━━ ENTRIES SUPPLIED

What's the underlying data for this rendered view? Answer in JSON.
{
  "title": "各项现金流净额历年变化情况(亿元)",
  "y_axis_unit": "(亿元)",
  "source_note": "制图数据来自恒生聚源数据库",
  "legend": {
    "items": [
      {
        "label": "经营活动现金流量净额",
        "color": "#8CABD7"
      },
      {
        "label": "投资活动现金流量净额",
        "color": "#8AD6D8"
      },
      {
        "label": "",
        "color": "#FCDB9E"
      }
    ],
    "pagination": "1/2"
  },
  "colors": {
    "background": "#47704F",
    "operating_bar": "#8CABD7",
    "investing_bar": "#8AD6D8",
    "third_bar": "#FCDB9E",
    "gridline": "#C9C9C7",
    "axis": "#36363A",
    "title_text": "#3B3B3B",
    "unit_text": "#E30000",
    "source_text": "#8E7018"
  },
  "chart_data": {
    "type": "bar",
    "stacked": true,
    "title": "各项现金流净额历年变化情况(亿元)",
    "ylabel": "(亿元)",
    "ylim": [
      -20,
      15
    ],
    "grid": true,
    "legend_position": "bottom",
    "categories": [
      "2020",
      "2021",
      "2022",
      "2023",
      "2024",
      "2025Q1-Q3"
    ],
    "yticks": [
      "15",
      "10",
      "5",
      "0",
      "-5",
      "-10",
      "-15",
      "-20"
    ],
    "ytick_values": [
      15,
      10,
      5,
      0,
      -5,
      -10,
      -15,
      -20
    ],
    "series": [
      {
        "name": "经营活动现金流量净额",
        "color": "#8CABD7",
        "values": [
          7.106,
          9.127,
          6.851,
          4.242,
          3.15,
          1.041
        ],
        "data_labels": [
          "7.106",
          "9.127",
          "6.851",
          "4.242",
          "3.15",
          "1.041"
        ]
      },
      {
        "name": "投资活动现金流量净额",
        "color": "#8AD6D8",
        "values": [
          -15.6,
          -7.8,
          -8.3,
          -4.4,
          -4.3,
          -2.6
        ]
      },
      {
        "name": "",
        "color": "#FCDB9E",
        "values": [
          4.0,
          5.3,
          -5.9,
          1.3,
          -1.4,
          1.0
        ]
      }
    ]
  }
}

━━━━

**EXERCISE DIRECTIONS:** Write out the full listing exactly as given.

**SOLUTION:**
What's the underlying data for this rendered view? Answer in JSON.
{
  "title": "各项现金流净额历年变化情况(亿元)",
  "y_axis_unit": "(亿元)",
  "source_note": "制图数据来自恒生聚源数据库",
  "legend": {
    "items": [
      {
        "label": "经营活动现金流量净额",
        "color": "#8CABD7"
      },
      {
        "label": "投资活动现金流量净额",
        "color": "#8AD6D8"
      },
      {
        "label": "",
        "color": "#FCDB9E"
      }
    ],
    "pagination": "1/2"
  },
  "colors": {
    "background": "#47704F",
    "operating_bar": "#8CABD7",
    "investing_bar": "#8AD6D8",
    "third_bar": "#FCDB9E",
    "gridline": "#C9C9C7",
    "axis": "#36363A",
    "title_text": "#3B3B3B",
    "unit_text": "#E30000",
    "source_text": "#8E7018"
  },
  "chart_data": {
    "type": "bar",
    "stacked": true,
    "title": "各项现金流净额历年变化情况(亿元)",
    "ylabel": "(亿元)",
    "ylim": [
      -20,
      15
    ],
    "grid": true,
    "legend_position": "bottom",
    "categories": [
      "2020",
      "2021",
      "2022",
      "2023",
      "2024",
      "2025Q1-Q3"
    ],
    "yticks": [
      "15",
      "10",
      "5",
      "0",
      "-5",
      "-10",
      "-15",
      "-20"
    ],
    "ytick_values": [
      15,
      10,
      5,
      0,
      -5,
      -10,
      -15,
      -20
    ],
    "series": [
      {
        "name": "经营活动现金流量净额",
        "color": "#8CABD7",
        "values": [
          7.106,
          9.127,
          6.851,
          4.242,
          3.15,
          1.041
        ],
        "data_labels": [
          "7.106",
          "9.127",
          "6.851",
          "4.242",
          "3.15",
          "1.041"
        ]
      },
      {
        "name": "投资活动现金流量净额",
        "color": "#8AD6D8",
        "values": [
          -15.6,
          -7.8,
          -8.3,
          -4.4,
          -4.3,
          -2.6
        ]
      },
      {
        "name": "",
        "color": "#FCDB9E",
        "values": [
          4.0,
          5.3,
          -5.9,
          1.3,
          -1.4,
          1.0
        ]
      }
    ]
  }
}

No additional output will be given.